- **Supplied text**:

※

# Apple Blossom Parade Float Devils Den Style!!!



## buggybuilder (Jan 23, 2007)

Heres some photo's from this years parade float. The theme for the parade was "Celebrate" so what better to celebrate than death! We didnt get any boo's this year, however, I did have one lady walk up to me while driving the Hearse and tell me to " Go back to Hell"........ it was priceless, made our day. We were playing phantom of the opera and we had a fog machine fogging from the tubes on the pipe organ. It was a really cool effect. 
Enjoy!


----------



## buggybuilder (Jan 23, 2007)

A few more.....


----------



## RoxyBlue (Oct 6, 2008)

That lady paid you a compliment - obviously your set up was so realistic to her, she thought that's where you came from

Some folks just have no sense of humor. I'd crack up if I saw a float like yours in a parade.


----------



## Frankie-s Girl (Apr 5, 2009)

Love it!


----------



## buggybuilder (Jan 23, 2007)

RoxyBlue said:


> That lady paid you a compliment - obviously your set up was so realistic to her, she thought that's where you came from
> 
> Some folks just have no sense of humor. I'd crack up if I saw a float like yours in a parade.


I dont think "cracking up" is the response we are looking for either, but I may be misunderstanding you....


----------



## slightlymad (May 25, 2006)

Good Stuff


----------



## The Bloodshed Brothers (Jan 25, 2009)

sweet


----------



## eanderso13 (Apr 10, 2008)

Did you tell the lady you'd go back right after the parade and set the table so you'll be all ready when she gets there?

※

- **Entries supplied**:
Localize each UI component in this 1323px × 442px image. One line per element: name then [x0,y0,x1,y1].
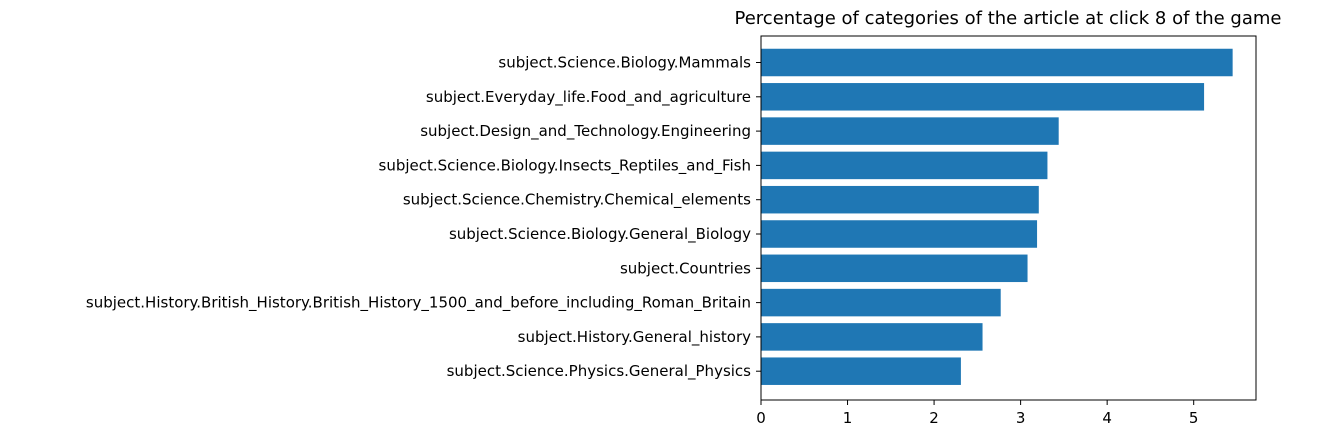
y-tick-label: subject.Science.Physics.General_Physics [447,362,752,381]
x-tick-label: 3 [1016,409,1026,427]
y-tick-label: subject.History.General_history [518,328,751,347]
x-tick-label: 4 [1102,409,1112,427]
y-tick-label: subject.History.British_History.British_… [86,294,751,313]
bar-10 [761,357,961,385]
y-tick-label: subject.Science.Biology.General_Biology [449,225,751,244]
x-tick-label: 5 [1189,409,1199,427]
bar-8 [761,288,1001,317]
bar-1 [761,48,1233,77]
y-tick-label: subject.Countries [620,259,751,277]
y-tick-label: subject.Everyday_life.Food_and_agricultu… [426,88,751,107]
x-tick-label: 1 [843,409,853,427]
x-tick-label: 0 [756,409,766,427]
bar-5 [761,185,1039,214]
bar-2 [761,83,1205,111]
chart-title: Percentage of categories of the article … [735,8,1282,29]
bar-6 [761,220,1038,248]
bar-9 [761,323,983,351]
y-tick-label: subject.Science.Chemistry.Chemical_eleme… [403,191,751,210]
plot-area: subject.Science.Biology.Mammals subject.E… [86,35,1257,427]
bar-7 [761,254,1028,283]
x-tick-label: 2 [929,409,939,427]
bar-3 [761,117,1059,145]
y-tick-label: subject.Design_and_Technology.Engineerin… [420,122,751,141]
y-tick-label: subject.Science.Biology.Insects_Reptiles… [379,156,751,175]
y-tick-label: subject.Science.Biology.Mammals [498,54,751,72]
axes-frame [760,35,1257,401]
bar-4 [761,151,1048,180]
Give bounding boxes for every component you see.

※

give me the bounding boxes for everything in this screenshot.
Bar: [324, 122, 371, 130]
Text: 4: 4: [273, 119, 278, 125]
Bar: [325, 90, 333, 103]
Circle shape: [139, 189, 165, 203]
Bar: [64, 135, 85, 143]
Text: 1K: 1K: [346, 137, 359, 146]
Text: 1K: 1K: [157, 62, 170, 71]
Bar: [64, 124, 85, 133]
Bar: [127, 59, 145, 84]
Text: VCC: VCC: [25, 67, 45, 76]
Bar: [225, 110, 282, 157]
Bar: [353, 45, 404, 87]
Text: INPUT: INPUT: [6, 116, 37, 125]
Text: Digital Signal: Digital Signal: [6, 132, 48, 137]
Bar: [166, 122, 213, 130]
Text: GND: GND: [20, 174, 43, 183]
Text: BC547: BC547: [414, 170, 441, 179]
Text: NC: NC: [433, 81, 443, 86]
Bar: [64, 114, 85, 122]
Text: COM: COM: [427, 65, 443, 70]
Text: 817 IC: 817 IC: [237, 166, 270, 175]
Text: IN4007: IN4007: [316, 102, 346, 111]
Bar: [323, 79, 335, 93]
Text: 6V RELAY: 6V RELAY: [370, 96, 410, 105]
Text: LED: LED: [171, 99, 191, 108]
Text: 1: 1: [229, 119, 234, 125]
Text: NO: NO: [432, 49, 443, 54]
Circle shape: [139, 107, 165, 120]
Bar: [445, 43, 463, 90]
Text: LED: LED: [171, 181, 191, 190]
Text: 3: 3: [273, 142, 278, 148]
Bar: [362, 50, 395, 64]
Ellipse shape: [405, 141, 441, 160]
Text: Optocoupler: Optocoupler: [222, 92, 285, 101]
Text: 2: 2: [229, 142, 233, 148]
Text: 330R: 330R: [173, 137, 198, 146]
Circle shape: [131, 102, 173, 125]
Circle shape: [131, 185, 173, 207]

※

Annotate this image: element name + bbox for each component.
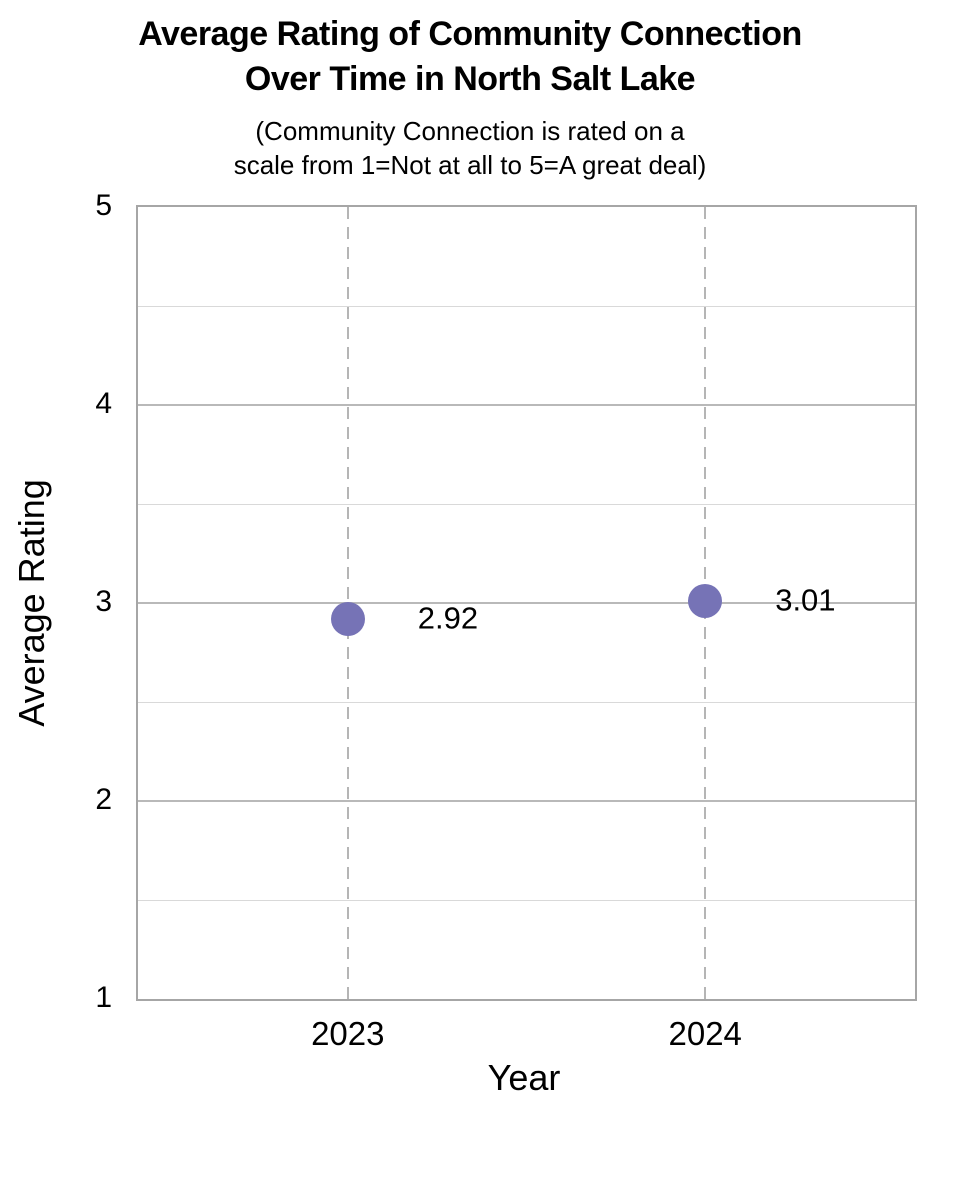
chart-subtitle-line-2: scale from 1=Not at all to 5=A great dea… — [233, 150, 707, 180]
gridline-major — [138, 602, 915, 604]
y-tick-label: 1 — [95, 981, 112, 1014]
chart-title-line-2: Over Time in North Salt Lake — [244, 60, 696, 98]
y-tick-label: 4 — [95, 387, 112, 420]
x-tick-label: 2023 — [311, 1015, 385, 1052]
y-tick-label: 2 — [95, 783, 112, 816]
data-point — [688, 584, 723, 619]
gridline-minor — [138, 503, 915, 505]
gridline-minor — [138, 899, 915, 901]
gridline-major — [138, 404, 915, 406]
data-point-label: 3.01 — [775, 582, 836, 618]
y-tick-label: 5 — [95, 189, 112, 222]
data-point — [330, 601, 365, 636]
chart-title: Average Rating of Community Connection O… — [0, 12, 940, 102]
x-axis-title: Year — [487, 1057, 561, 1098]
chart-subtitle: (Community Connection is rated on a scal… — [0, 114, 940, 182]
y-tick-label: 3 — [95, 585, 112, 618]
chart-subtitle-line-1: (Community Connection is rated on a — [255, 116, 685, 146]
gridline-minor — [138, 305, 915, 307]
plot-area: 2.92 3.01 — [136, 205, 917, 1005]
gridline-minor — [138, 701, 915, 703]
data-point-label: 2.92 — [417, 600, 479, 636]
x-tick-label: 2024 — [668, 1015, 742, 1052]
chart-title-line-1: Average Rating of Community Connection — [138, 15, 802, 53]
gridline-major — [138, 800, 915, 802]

※

- **Aim 1**: According to the parade float thread, what was the theme of the parade?
- **Aim 2**: Carry on the forum thread about the parade float from the point at which it stops.
The lines have no connection to the forum thread about the parade float.

- **Right answer 1**: The theme was "Celebrate."

- **Right answer 2**:
Nice float, man! I would have loved to see it! And pulling it with the hearse is priceless!


----------



## RoxyBlue (Oct 6, 2008)

buggybuilder said:


> I dont think "cracking up" is the response we are looking for either, but I may be misunderstanding you....


"Cracking up" as in highly entertained that such a unique and appealing float was in the parade


----------



## ghost37 (Jul 30, 2008)

Love it! Great job.


----------



## scareme (Aug 29, 2006)

Great looking float. Where do you live? Sounds like my neighbors were there.


----------



## Kaoru (May 6, 2009)

Some people need to get over their religious ideals and lighten up a bit. This float was priceless, you should show it off on halloween night. You would fit right in, in Salem MA. Nice stuff goes on in the month of October. What state was this held at?


----------



## Spooky1 (Aug 25, 2008)

Love it, I'm sure your float stood out from the crowd.


----------



## buggybuilder (Jan 23, 2007)

Thanks all.......the parade was held in Winchster Va. 
It was alot of fun and a good advertising tool for our Haunt in October!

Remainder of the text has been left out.